→ WHAT THE TASK ASKS:
In the material below, list every line carrying the string "JSON".
▼▼▼
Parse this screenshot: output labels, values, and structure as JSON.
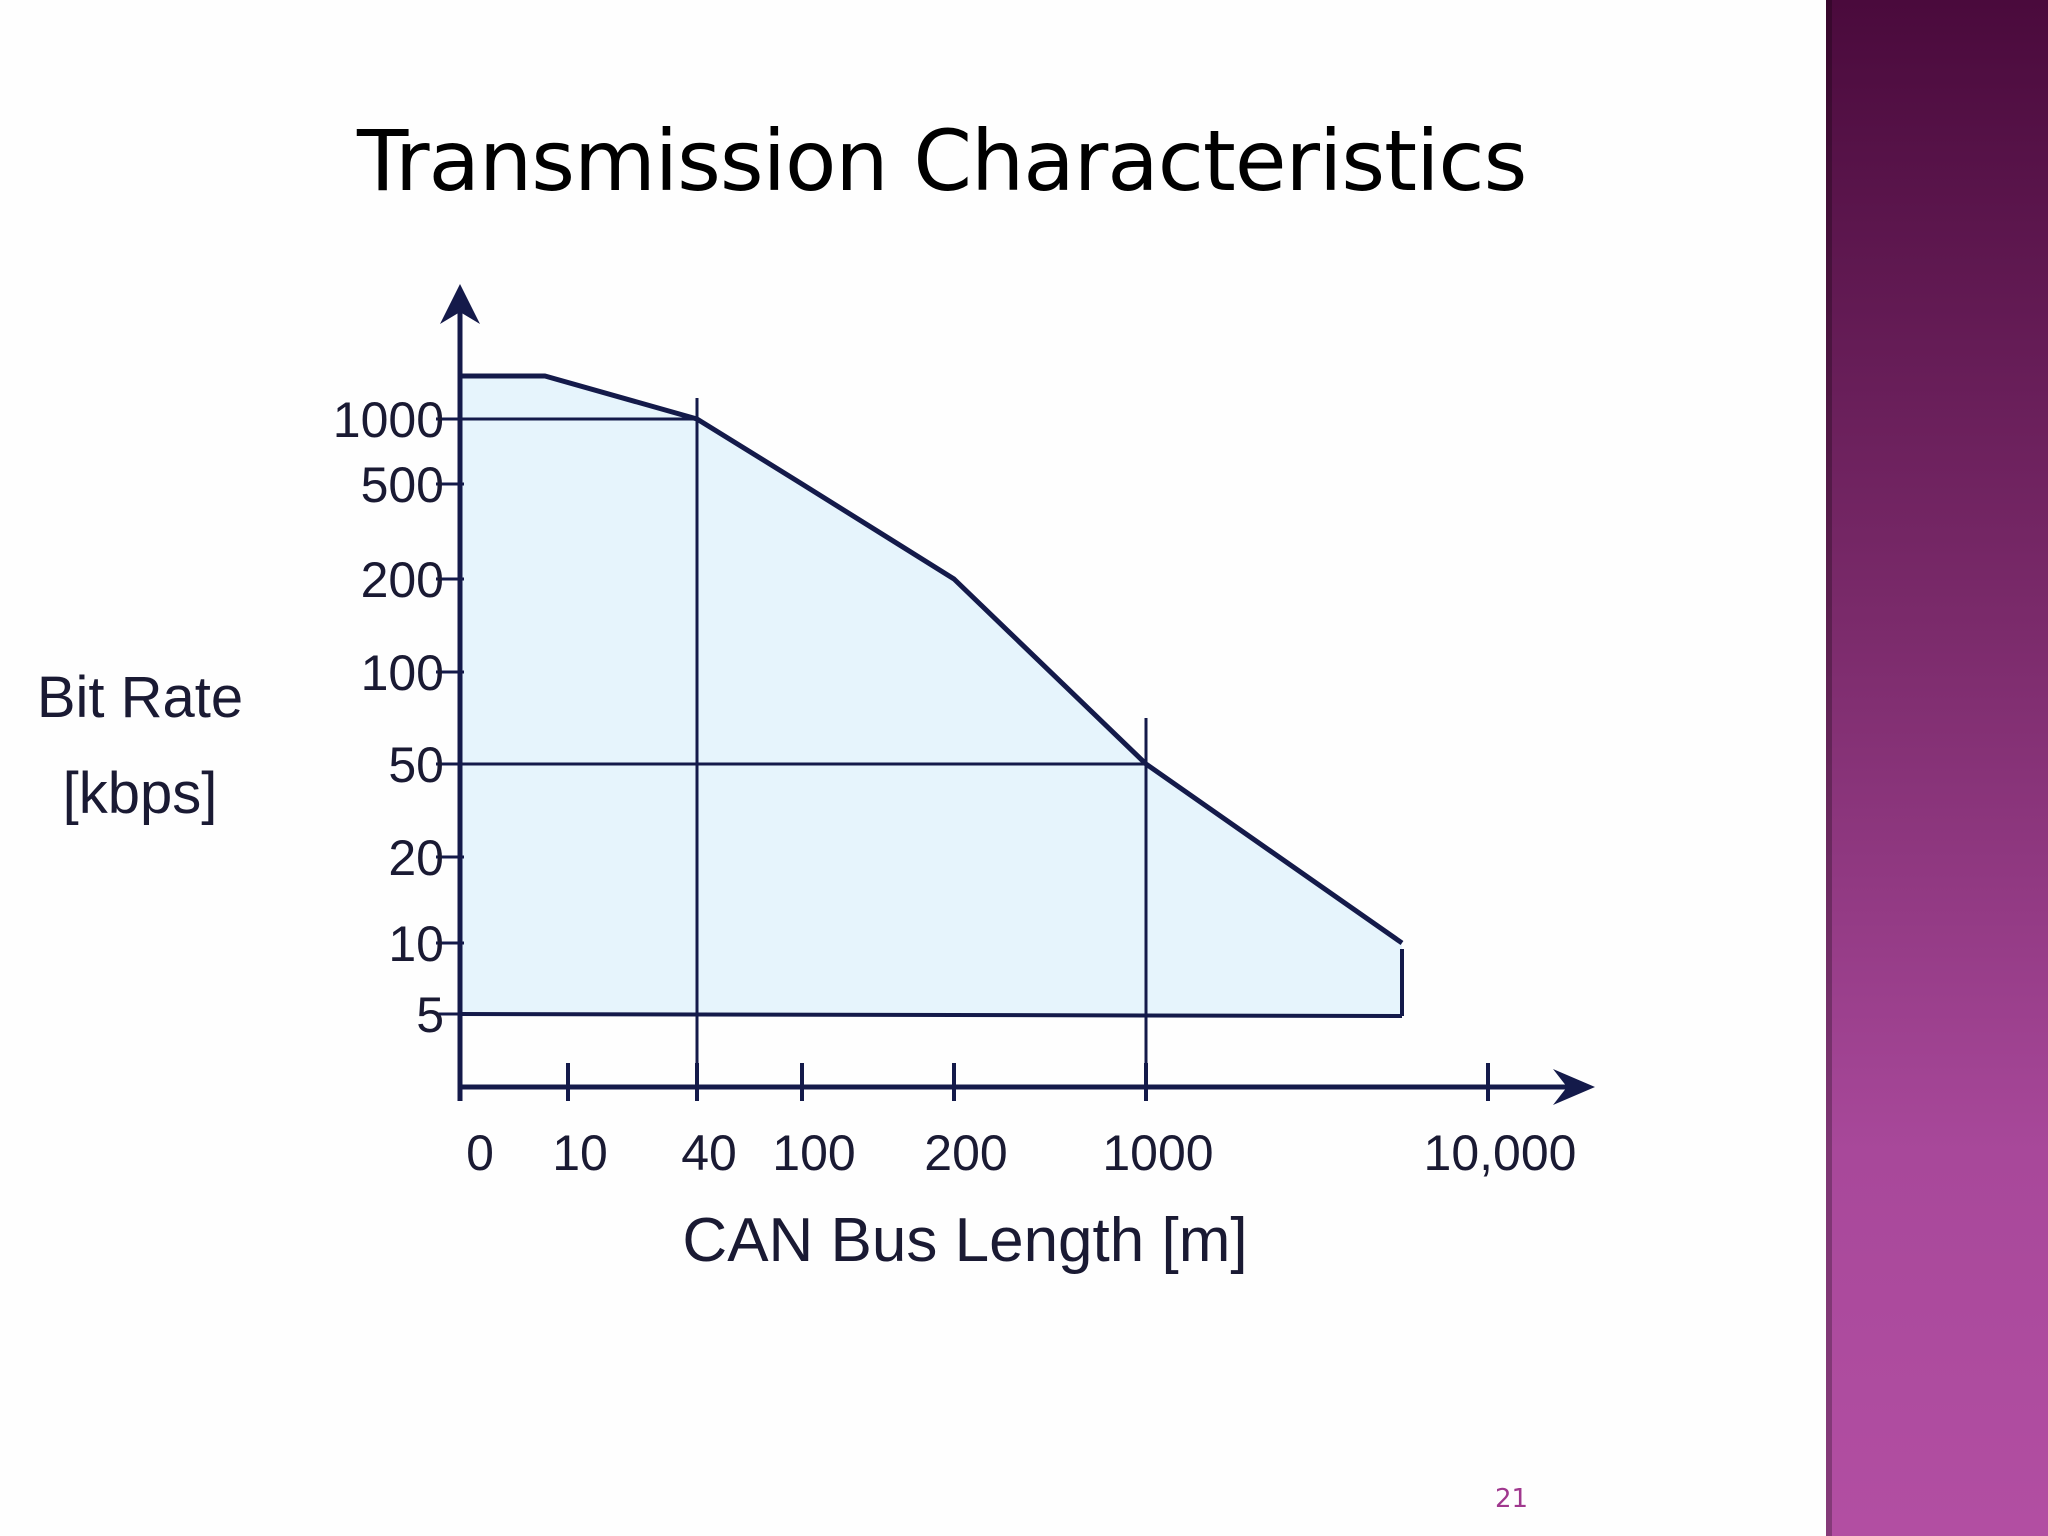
{
  "slide": {
    "title": "Transmission Characteristics",
    "page_number": "21",
    "accent_color": "#a0388e"
  },
  "chart_data": {
    "type": "area",
    "title": "",
    "xlabel": "CAN Bus Length [m]",
    "ylabel_line1": "Bit Rate",
    "ylabel_line2": "[kbps]",
    "x_ticks": [
      "0",
      "10",
      "40",
      "100",
      "200",
      "1000",
      "10,000"
    ],
    "y_ticks": [
      "1000",
      "500",
      "200",
      "100",
      "50",
      "20",
      "10",
      "5"
    ],
    "series": [
      {
        "x": [
          "0",
          "10",
          "40",
          "100",
          "200",
          "1000",
          "5000"
        ],
        "y": [
          1000,
          1000,
          1000,
          500,
          200,
          50,
          10
        ]
      }
    ],
    "reference_lines": [
      {
        "x": "40",
        "y": 1000
      },
      {
        "x": "1000",
        "y": 50
      }
    ],
    "y_min": 5,
    "fill_color": "#e6f4fc",
    "line_color": "#141a4a",
    "grid": false,
    "legend": "none"
  }
}
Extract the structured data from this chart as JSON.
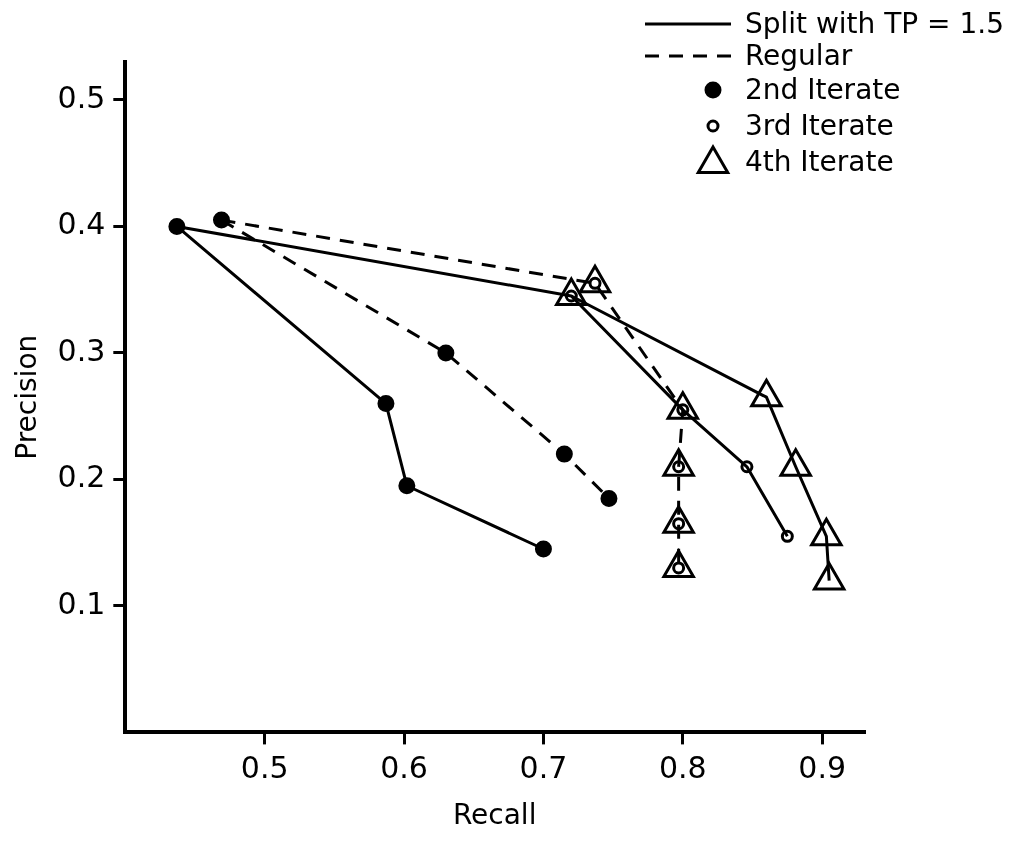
▲▲▲
→ FINAL RESULT:
Parse this screenshot: output labels, values, and structure as JSON.
Extract the structured data from this chart as JSON.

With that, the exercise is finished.